> **Task directions**: Exactly retype the lines below from the one containing "Transcribe the text in this document." through the end of the listing. Leave pictures out.

begin Extracted data

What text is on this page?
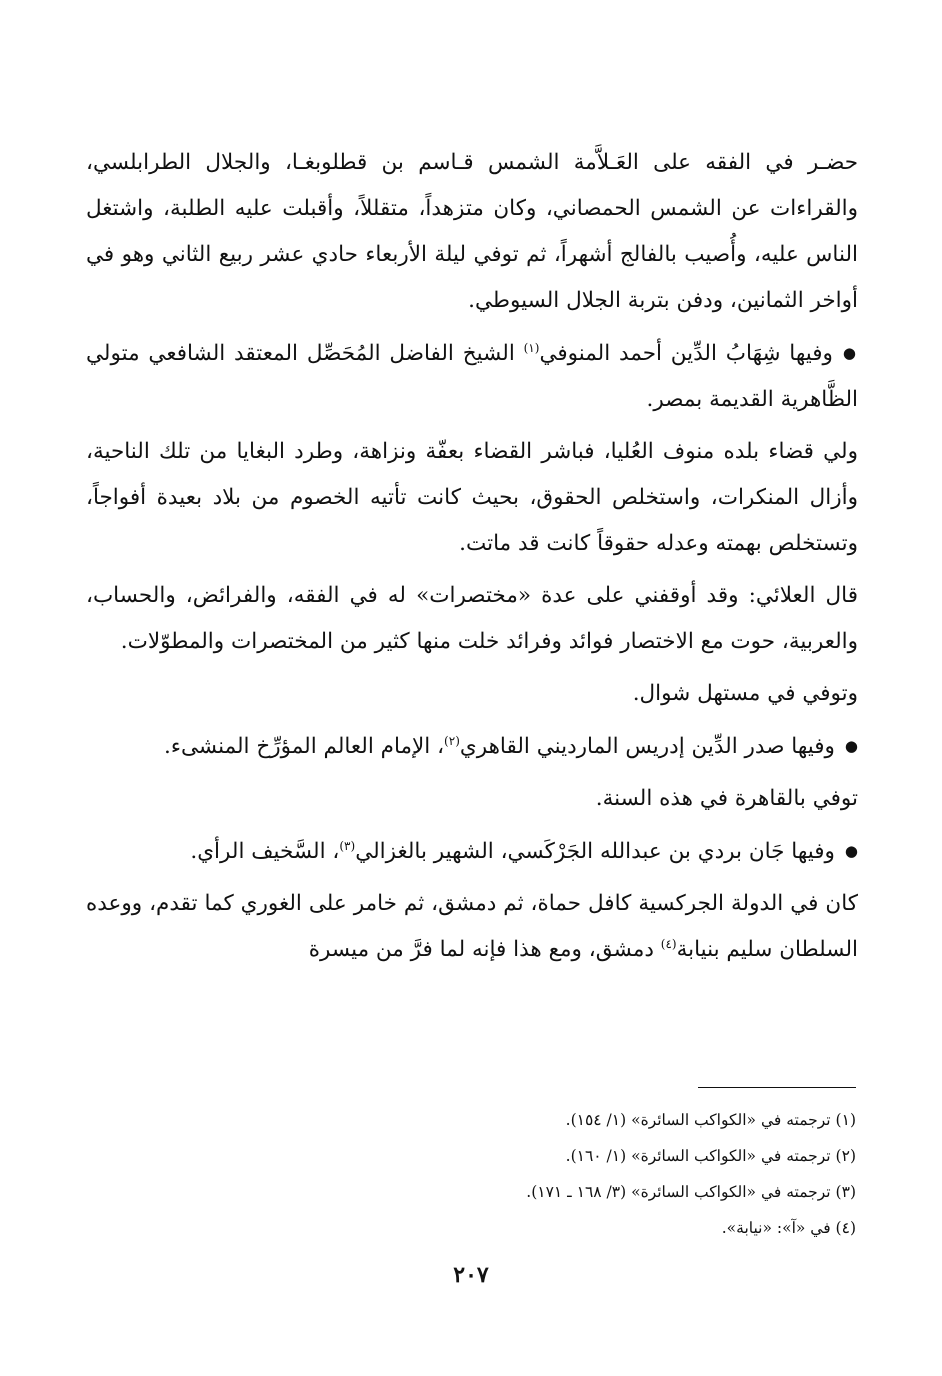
حضـر في الفقه على العَـلاَّمة الشمس قـاسم بن قطلوبغـا، والجلال الطرابلسي، والقراءات عن الشمس الحمصاني، وكان متزهداً، متقللاً، وأقبلت عليه الطلبة، واشتغل الناس عليه، وأُصيب بالفالج أشهراً، ثم توفي ليلة الأربعاء حادي عشر ربيع الثاني وهو في أواخر الثمانين، ودفن بتربة الجلال السيوطي.

● وفيها شِهَابُ الدِّين أحمد المنوفي$^{(١)}$ الشيخ الفاضل المُحَصِّل المعتقد الشافعي متولي الظَّاهرية القديمة بمصر.

ولي قضاء بلده منوف العُليا، فباشر القضاء بعفّة ونزاهة، وطرد البغايا من تلك الناحية، وأزال المنكرات، واستخلص الحقوق، بحيث كانت تأتيه الخصوم من بلاد بعيدة أفواجاً، وتستخلص بهمته وعدله حقوقاً كانت قد ماتت.

قال العلائي: وقد أوقفني على عدة «مختصرات» له في الفقه، والفرائض، والحساب، والعربية، حوت مع الاختصار فوائد وفرائد خلت منها كثير من المختصرات والمطوّلات.

وتوفي في مستهل شوال.

● وفيها صدر الدِّين إدريس المارديني القاهري$^{(٢)}$، الإمام العالم المؤرِّخ المنشىء.

توفي بالقاهرة في هذه السنة.

● وفيها جَان بردي بن عبدالله الجَرْكَسي، الشهير بالغزالي$^{(٣)}$، السَّخيف الرأي.

كان في الدولة الجركسية كافل حماة، ثم دمشق، ثم خامر على الغوري كما تقدم، ووعده السلطان سليم بنيابة$^{(٤)}$ دمشق، ومع هذا فإنه لما فرَّ من ميسرة

(١) ترجمته في «الكواكب السائرة» (١/ ١٥٤).

(٢) ترجمته في «الكواكب السائرة» (١/ ١٦٠).

(٣) ترجمته في «الكواكب السائرة» (٣/ ١٦٨ ـ ١٧١).

(٤) في «آ»: «نيابة».

٢٠٧
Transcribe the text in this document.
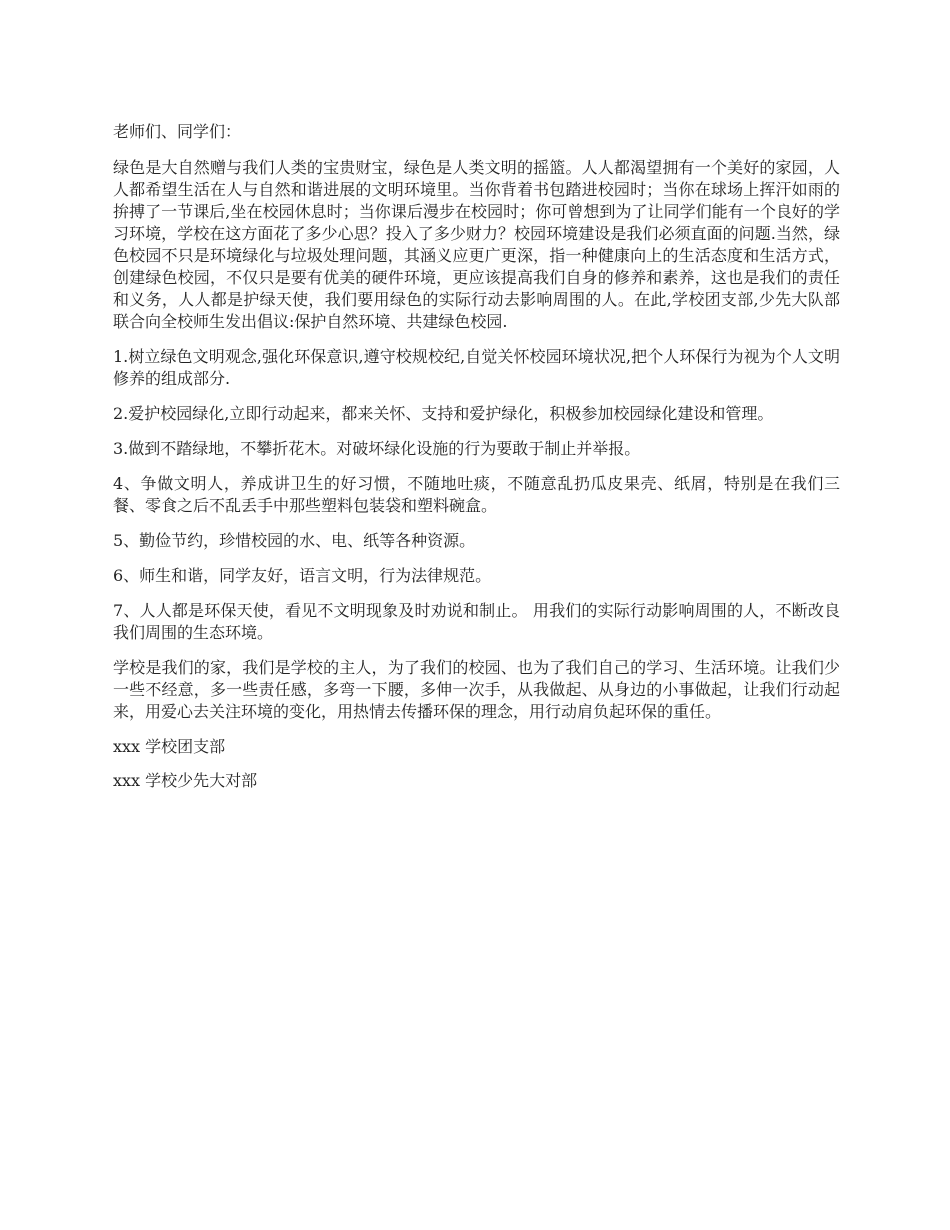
老师们、同学们：

绿色是大自然赠与我们人类的宝贵财宝，绿色是人类文明的摇篮。人人都渴望拥有一个美好的家园，人人都希望生活在人与自然和谐进展的文明环境里。当你背着书包踏进校园时；当你在球场上挥汗如雨的拚搏了一节课后,坐在校园休息时；当你课后漫步在校园时；你可曾想到为了让同学们能有一个良好的学习环境，学校在这方面花了多少心思？投入了多少财力？校园环境建设是我们必须直面的问题.当然，绿色校园不只是环境绿化与垃圾处理问题，其涵义应更广更深，指一种健康向上的生活态度和生活方式，创建绿色校园，不仅只是要有优美的硬件环境，更应该提高我们自身的修养和素养，这也是我们的责任和义务，人人都是护绿天使，我们要用绿色的实际行动去影响周围的人。在此,学校团支部,少先大队部联合向全校师生发出倡议:保护自然环境、共建绿色校园.

1.树立绿色文明观念,强化环保意识,遵守校规校纪,自觉关怀校园环境状况,把个人环保行为视为个人文明修养的组成部分.

2.爱护校园绿化,立即行动起来，都来关怀、支持和爱护绿化，积极参加校园绿化建设和管理。

3.做到不踏绿地，不攀折花木。对破坏绿化设施的行为要敢于制止并举报。

4、争做文明人，养成讲卫生的好习惯，不随地吐痰，不随意乱扔瓜皮果壳、纸屑，特别是在我们三餐、零食之后不乱丢手中那些塑料包装袋和塑料碗盒。

5、勤俭节约，珍惜校园的水、电、纸等各种资源。

6、师生和谐，同学友好，语言文明，行为法律规范。

7、人人都是环保天使，看见不文明现象及时劝说和制止。 用我们的实际行动影响周围的人，不断改良我们周围的生态环境。

学校是我们的家，我们是学校的主人，为了我们的校园、也为了我们自己的学习、生活环境。让我们少一些不经意，多一些责任感，多弯一下腰，多伸一次手，从我做起、从身边的小事做起，让我们行动起来，用爱心去关注环境的变化，用热情去传播环保的理念，用行动肩负起环保的重任。

xxx 学校团支部

xxx 学校少先大对部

end Extracted data

> **Exercise solution**:
Transcribe the text in this document.
老师们、同学们：

绿色是大自然赠与我们人类的宝贵财宝，绿色是人类文明的摇篮。人人都渴望拥有一个美好的家园，人人都希望生活在人与自然和谐进展的文明环境里。当你背着书包踏进校园时；当你在球场上挥汗如雨的拚搏了一节课后,坐在校园休息时；当你课后漫步在校园时；你可曾想到为了让同学们能有一个良好的学习环境，学校在这方面花了多少心思？投入了多少财力？校园环境建设是我们必须直面的问题.当然，绿色校园不只是环境绿化与垃圾处理问题，其涵义应更广更深，指一种健康向上的生活态度和生活方式，创建绿色校园，不仅只是要有优美的硬件环境，更应该提高我们自身的修养和素养，这也是我们的责任和义务，人人都是护绿天使，我们要用绿色的实际行动去影响周围的人。在此,学校团支部,少先大队部联合向全校师生发出倡议:保护自然环境、共建绿色校园.

1.树立绿色文明观念,强化环保意识,遵守校规校纪,自觉关怀校园环境状况,把个人环保行为视为个人文明修养的组成部分.

2.爱护校园绿化,立即行动起来，都来关怀、支持和爱护绿化，积极参加校园绿化建设和管理。

3.做到不踏绿地，不攀折花木。对破坏绿化设施的行为要敢于制止并举报。

4、争做文明人，养成讲卫生的好习惯，不随地吐痰，不随意乱扔瓜皮果壳、纸屑，特别是在我们三餐、零食之后不乱丢手中那些塑料包装袋和塑料碗盒。

5、勤俭节约，珍惜校园的水、电、纸等各种资源。

6、师生和谐，同学友好，语言文明，行为法律规范。

7、人人都是环保天使，看见不文明现象及时劝说和制止。 用我们的实际行动影响周围的人，不断改良我们周围的生态环境。

学校是我们的家，我们是学校的主人，为了我们的校园、也为了我们自己的学习、生活环境。让我们少一些不经意，多一些责任感，多弯一下腰，多伸一次手，从我做起、从身边的小事做起，让我们行动起来，用爱心去关注环境的变化，用热情去传播环保的理念，用行动肩负起环保的重任。

xxx 学校团支部

xxx 学校少先大对部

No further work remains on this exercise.